--- BEGIN ---

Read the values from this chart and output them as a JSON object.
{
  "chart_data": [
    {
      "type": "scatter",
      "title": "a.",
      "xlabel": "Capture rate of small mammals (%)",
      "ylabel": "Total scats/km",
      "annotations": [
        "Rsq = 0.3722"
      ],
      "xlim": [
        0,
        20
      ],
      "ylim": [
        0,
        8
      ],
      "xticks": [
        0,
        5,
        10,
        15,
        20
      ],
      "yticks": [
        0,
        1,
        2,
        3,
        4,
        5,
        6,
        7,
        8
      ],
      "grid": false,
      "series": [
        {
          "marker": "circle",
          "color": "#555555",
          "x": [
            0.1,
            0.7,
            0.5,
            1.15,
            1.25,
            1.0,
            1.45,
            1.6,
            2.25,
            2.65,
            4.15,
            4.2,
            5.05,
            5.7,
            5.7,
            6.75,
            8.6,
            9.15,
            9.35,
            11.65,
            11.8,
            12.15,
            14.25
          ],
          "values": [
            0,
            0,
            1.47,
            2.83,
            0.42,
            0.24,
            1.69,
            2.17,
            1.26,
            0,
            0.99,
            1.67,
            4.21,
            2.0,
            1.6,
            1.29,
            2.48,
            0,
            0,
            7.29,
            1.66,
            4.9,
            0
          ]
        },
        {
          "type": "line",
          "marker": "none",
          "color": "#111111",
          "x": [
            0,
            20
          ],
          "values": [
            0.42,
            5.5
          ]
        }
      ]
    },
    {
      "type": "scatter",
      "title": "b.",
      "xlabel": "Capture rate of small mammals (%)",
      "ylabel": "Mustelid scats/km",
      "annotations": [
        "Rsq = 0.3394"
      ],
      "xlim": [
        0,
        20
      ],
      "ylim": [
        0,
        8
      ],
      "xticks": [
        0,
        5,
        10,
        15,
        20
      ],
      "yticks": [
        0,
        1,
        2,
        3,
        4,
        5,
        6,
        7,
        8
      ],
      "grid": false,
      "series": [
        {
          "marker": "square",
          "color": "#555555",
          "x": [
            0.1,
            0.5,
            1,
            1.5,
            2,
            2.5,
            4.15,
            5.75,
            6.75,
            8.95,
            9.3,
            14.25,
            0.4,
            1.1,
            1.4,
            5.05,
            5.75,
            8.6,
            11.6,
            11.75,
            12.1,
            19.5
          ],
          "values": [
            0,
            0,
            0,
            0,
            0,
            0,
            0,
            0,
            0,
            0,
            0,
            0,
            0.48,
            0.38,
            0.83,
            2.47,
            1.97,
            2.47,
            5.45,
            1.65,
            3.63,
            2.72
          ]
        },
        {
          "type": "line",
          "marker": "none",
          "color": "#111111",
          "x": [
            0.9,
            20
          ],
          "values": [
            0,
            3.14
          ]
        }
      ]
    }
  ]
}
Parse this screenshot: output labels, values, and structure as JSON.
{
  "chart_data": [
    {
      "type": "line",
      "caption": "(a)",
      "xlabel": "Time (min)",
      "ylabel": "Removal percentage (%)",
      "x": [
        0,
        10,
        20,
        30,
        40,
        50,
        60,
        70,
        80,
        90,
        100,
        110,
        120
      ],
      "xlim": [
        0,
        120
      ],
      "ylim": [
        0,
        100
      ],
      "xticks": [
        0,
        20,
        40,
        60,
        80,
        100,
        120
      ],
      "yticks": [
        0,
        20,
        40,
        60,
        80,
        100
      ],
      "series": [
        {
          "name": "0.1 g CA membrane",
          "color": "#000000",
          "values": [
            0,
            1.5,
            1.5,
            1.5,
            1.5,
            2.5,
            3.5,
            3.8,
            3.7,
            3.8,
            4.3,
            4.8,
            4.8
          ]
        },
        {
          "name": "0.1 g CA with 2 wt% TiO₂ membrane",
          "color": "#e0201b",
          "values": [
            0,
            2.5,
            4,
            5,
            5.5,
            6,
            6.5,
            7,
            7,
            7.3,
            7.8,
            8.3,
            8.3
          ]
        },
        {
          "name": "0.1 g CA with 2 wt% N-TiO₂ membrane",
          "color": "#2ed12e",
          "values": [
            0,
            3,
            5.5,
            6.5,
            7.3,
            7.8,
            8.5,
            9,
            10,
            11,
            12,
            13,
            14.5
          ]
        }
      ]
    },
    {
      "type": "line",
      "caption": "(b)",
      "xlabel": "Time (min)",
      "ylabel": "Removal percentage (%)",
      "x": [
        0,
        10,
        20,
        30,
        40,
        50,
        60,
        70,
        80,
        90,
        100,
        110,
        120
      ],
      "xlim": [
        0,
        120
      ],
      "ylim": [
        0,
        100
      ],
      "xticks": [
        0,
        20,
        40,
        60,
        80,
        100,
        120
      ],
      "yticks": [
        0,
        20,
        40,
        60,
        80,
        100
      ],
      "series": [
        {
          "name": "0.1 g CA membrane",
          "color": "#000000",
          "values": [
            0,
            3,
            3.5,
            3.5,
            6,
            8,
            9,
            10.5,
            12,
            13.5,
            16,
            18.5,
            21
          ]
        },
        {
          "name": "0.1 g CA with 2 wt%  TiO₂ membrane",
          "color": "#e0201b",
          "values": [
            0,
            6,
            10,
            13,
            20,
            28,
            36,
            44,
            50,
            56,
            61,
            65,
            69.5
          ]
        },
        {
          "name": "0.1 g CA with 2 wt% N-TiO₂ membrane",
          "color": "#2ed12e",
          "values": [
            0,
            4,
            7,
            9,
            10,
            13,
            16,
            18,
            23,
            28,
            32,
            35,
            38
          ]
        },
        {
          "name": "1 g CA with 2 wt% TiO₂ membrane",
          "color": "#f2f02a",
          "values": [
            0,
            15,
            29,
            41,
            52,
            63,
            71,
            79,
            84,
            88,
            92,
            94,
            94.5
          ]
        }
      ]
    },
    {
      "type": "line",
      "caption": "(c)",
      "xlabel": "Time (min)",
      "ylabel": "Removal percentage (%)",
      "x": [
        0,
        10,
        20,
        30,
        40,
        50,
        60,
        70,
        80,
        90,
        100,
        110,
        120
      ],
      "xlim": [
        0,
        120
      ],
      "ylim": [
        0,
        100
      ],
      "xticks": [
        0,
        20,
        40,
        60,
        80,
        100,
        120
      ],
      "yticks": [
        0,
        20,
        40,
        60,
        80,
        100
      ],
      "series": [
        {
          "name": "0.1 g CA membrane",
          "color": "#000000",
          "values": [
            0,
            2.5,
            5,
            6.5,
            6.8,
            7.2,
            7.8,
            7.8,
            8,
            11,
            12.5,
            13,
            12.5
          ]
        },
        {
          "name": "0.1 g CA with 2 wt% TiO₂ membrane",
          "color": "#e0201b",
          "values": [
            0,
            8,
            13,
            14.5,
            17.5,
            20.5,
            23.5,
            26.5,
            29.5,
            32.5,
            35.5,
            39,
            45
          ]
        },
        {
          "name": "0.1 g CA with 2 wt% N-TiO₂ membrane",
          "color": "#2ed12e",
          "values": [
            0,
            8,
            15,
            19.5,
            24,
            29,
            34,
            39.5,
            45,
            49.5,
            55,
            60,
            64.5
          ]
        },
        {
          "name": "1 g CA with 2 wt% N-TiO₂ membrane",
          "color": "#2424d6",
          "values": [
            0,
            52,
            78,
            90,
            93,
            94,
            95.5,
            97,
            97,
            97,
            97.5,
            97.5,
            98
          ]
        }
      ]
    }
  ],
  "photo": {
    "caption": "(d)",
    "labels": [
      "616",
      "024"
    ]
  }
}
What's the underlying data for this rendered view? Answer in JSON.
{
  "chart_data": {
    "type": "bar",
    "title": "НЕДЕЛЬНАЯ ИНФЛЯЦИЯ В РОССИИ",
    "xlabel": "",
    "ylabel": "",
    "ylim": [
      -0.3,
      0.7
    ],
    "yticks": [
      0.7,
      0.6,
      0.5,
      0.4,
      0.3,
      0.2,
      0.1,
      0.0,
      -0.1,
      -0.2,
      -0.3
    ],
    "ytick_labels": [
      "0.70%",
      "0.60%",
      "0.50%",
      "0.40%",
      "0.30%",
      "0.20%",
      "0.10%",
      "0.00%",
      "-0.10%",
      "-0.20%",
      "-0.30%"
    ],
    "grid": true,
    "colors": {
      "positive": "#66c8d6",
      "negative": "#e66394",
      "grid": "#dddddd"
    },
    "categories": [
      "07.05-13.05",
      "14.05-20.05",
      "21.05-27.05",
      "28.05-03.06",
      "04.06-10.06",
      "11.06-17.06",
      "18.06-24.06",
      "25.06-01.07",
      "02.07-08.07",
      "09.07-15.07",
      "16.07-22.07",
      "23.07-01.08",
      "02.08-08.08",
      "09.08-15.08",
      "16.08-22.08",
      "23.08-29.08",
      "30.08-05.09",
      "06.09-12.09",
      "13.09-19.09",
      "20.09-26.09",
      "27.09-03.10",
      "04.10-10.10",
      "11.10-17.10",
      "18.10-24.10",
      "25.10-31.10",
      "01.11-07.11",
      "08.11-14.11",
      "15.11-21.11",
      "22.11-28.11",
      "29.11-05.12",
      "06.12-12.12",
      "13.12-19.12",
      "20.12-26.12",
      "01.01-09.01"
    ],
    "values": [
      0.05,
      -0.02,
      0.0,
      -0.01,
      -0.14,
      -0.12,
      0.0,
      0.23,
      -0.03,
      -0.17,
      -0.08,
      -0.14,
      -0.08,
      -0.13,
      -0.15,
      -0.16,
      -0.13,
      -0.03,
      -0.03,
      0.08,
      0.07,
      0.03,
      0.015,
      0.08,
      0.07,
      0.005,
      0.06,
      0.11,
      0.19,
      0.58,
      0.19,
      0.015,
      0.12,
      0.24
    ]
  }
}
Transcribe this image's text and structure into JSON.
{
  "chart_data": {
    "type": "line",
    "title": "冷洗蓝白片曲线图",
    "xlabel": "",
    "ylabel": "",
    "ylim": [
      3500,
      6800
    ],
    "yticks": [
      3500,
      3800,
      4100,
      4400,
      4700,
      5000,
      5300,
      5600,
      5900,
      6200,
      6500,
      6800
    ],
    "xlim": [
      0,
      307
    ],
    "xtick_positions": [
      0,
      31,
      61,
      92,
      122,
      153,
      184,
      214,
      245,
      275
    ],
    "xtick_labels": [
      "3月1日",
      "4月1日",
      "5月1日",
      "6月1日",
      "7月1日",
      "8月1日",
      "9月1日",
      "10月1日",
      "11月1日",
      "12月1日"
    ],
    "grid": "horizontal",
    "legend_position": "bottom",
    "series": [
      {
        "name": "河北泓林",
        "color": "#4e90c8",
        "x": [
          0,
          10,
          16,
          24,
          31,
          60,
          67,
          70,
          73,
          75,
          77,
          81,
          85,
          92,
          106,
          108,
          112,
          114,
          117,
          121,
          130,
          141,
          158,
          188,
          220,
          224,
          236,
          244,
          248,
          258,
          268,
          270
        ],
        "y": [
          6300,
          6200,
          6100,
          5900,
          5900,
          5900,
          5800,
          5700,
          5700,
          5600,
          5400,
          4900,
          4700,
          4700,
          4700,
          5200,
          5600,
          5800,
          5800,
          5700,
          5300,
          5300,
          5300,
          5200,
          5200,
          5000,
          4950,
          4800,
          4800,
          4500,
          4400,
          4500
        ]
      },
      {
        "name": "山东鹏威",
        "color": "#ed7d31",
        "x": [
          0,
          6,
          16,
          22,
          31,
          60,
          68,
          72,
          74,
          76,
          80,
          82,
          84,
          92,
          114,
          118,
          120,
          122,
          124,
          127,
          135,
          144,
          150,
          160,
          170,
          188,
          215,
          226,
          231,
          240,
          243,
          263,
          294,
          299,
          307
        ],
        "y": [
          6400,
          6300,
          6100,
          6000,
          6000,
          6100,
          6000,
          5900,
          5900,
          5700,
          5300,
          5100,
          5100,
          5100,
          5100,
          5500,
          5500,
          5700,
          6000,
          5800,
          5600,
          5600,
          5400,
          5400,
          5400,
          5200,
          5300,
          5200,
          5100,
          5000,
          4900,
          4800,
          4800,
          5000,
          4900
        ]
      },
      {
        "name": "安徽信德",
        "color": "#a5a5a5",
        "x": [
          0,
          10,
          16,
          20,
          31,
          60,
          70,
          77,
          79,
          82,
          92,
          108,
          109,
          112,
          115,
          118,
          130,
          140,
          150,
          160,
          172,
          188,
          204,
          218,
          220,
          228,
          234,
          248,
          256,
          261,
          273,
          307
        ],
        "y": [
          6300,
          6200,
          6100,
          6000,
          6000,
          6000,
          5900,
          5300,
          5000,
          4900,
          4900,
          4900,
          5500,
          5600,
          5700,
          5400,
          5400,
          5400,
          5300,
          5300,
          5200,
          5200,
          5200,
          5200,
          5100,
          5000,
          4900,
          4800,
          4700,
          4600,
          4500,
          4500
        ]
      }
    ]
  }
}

--- END ---

Scan the material above for the string "scats" and return the lines that hold it.

SOLVED PROBLEM:
      "ylabel": "Total scats/km",
      "ylabel": "Mustelid scats/km",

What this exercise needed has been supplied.